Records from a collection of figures
— Start —
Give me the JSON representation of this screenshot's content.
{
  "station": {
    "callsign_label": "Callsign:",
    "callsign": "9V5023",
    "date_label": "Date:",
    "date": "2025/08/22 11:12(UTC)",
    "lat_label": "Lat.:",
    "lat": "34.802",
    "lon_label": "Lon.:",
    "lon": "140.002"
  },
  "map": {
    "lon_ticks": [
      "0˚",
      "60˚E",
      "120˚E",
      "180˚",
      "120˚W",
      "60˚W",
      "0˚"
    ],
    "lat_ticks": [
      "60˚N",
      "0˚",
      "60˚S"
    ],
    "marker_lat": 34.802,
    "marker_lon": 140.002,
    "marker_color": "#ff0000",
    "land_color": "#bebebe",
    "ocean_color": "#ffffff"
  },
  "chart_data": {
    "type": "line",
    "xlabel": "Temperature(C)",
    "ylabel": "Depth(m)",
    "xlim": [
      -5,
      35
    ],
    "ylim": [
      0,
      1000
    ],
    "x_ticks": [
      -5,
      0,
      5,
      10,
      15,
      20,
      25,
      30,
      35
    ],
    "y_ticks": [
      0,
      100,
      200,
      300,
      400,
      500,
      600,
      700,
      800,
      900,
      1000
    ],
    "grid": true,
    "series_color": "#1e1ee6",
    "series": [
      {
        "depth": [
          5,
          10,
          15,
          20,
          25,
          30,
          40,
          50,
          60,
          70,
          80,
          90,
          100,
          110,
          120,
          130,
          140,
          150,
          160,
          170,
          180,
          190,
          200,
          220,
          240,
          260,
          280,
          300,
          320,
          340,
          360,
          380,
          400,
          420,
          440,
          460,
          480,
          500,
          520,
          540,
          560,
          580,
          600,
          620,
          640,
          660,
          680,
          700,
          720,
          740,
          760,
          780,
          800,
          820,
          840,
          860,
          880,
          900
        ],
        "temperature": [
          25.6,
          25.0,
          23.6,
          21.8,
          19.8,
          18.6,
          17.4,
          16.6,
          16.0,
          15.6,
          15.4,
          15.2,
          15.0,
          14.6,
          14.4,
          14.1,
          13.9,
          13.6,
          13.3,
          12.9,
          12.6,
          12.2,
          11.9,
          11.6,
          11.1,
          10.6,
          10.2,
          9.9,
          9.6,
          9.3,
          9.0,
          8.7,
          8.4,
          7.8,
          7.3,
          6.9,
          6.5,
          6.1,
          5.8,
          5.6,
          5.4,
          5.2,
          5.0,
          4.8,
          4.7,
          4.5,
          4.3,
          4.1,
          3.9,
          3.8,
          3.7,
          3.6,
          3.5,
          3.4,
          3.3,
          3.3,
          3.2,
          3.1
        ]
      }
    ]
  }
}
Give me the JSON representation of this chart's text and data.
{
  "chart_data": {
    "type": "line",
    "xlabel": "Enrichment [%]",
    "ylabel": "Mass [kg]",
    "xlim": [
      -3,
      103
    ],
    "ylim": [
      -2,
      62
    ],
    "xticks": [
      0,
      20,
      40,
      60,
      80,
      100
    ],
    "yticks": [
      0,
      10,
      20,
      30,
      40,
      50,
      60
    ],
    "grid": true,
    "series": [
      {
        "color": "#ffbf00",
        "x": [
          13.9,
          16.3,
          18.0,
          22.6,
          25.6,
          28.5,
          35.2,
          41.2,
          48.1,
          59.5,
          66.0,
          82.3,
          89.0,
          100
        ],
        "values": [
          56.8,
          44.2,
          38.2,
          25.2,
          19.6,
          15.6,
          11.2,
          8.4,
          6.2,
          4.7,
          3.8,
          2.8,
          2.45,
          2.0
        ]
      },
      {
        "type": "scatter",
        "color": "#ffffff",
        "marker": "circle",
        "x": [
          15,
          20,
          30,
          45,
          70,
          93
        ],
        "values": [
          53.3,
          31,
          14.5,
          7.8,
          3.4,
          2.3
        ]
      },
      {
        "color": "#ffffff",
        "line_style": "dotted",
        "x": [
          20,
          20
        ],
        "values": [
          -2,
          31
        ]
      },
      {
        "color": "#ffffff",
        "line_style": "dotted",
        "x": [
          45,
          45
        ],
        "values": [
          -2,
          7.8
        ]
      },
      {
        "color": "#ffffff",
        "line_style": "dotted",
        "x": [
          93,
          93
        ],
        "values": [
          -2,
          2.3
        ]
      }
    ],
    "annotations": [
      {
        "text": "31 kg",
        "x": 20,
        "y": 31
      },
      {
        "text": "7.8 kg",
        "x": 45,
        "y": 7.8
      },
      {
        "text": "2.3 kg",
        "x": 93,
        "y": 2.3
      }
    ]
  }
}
— End —
**Prompt:** Each record must be returned exactly as it is written.

**Response to this task:**
Give me the JSON representation of this screenshot's content.
{
  "station": {
    "callsign_label": "Callsign:",
    "callsign": "9V5023",
    "date_label": "Date:",
    "date": "2025/08/22 11:12(UTC)",
    "lat_label": "Lat.:",
    "lat": "34.802",
    "lon_label": "Lon.:",
    "lon": "140.002"
  },
  "map": {
    "lon_ticks": [
      "0˚",
      "60˚E",
      "120˚E",
      "180˚",
      "120˚W",
      "60˚W",
      "0˚"
    ],
    "lat_ticks": [
      "60˚N",
      "0˚",
      "60˚S"
    ],
    "marker_lat": 34.802,
    "marker_lon": 140.002,
    "marker_color": "#ff0000",
    "land_color": "#bebebe",
    "ocean_color": "#ffffff"
  },
  "chart_data": {
    "type": "line",
    "xlabel": "Temperature(C)",
    "ylabel": "Depth(m)",
    "xlim": [
      -5,
      35
    ],
    "ylim": [
      0,
      1000
    ],
    "x_ticks": [
      -5,
      0,
      5,
      10,
      15,
      20,
      25,
      30,
      35
    ],
    "y_ticks": [
      0,
      100,
      200,
      300,
      400,
      500,
      600,
      700,
      800,
      900,
      1000
    ],
    "grid": true,
    "series_color": "#1e1ee6",
    "series": [
      {
        "depth": [
          5,
          10,
          15,
          20,
          25,
          30,
          40,
          50,
          60,
          70,
          80,
          90,
          100,
          110,
          120,
          130,
          140,
          150,
          160,
          170,
          180,
          190,
          200,
          220,
          240,
          260,
          280,
          300,
          320,
          340,
          360,
          380,
          400,
          420,
          440,
          460,
          480,
          500,
          520,
          540,
          560,
          580,
          600,
          620,
          640,
          660,
          680,
          700,
          720,
          740,
          760,
          780,
          800,
          820,
          840,
          860,
          880,
          900
        ],
        "temperature": [
          25.6,
          25.0,
          23.6,
          21.8,
          19.8,
          18.6,
          17.4,
          16.6,
          16.0,
          15.6,
          15.4,
          15.2,
          15.0,
          14.6,
          14.4,
          14.1,
          13.9,
          13.6,
          13.3,
          12.9,
          12.6,
          12.2,
          11.9,
          11.6,
          11.1,
          10.6,
          10.2,
          9.9,
          9.6,
          9.3,
          9.0,
          8.7,
          8.4,
          7.8,
          7.3,
          6.9,
          6.5,
          6.1,
          5.8,
          5.6,
          5.4,
          5.2,
          5.0,
          4.8,
          4.7,
          4.5,
          4.3,
          4.1,
          3.9,
          3.8,
          3.7,
          3.6,
          3.5,
          3.4,
          3.3,
          3.3,
          3.2,
          3.1
        ]
      }
    ]
  }
}
Give me the JSON representation of this chart's text and data.
{
  "chart_data": {
    "type": "line",
    "xlabel": "Enrichment [%]",
    "ylabel": "Mass [kg]",
    "xlim": [
      -3,
      103
    ],
    "ylim": [
      -2,
      62
    ],
    "xticks": [
      0,
      20,
      40,
      60,
      80,
      100
    ],
    "yticks": [
      0,
      10,
      20,
      30,
      40,
      50,
      60
    ],
    "grid": true,
    "series": [
      {
        "color": "#ffbf00",
        "x": [
          13.9,
          16.3,
          18.0,
          22.6,
          25.6,
          28.5,
          35.2,
          41.2,
          48.1,
          59.5,
          66.0,
          82.3,
          89.0,
          100
        ],
        "values": [
          56.8,
          44.2,
          38.2,
          25.2,
          19.6,
          15.6,
          11.2,
          8.4,
          6.2,
          4.7,
          3.8,
          2.8,
          2.45,
          2.0
        ]
      },
      {
        "type": "scatter",
        "color": "#ffffff",
        "marker": "circle",
        "x": [
          15,
          20,
          30,
          45,
          70,
          93
        ],
        "values": [
          53.3,
          31,
          14.5,
          7.8,
          3.4,
          2.3
        ]
      },
      {
        "color": "#ffffff",
        "line_style": "dotted",
        "x": [
          20,
          20
        ],
        "values": [
          -2,
          31
        ]
      },
      {
        "color": "#ffffff",
        "line_style": "dotted",
        "x": [
          45,
          45
        ],
        "values": [
          -2,
          7.8
        ]
      },
      {
        "color": "#ffffff",
        "line_style": "dotted",
        "x": [
          93,
          93
        ],
        "values": [
          -2,
          2.3
        ]
      }
    ],
    "annotations": [
      {
        "text": "31 kg",
        "x": 20,
        "y": 31
      },
      {
        "text": "7.8 kg",
        "x": 45,
        "y": 7.8
      },
      {
        "text": "2.3 kg",
        "x": 93,
        "y": 2.3
      }
    ]
  }
}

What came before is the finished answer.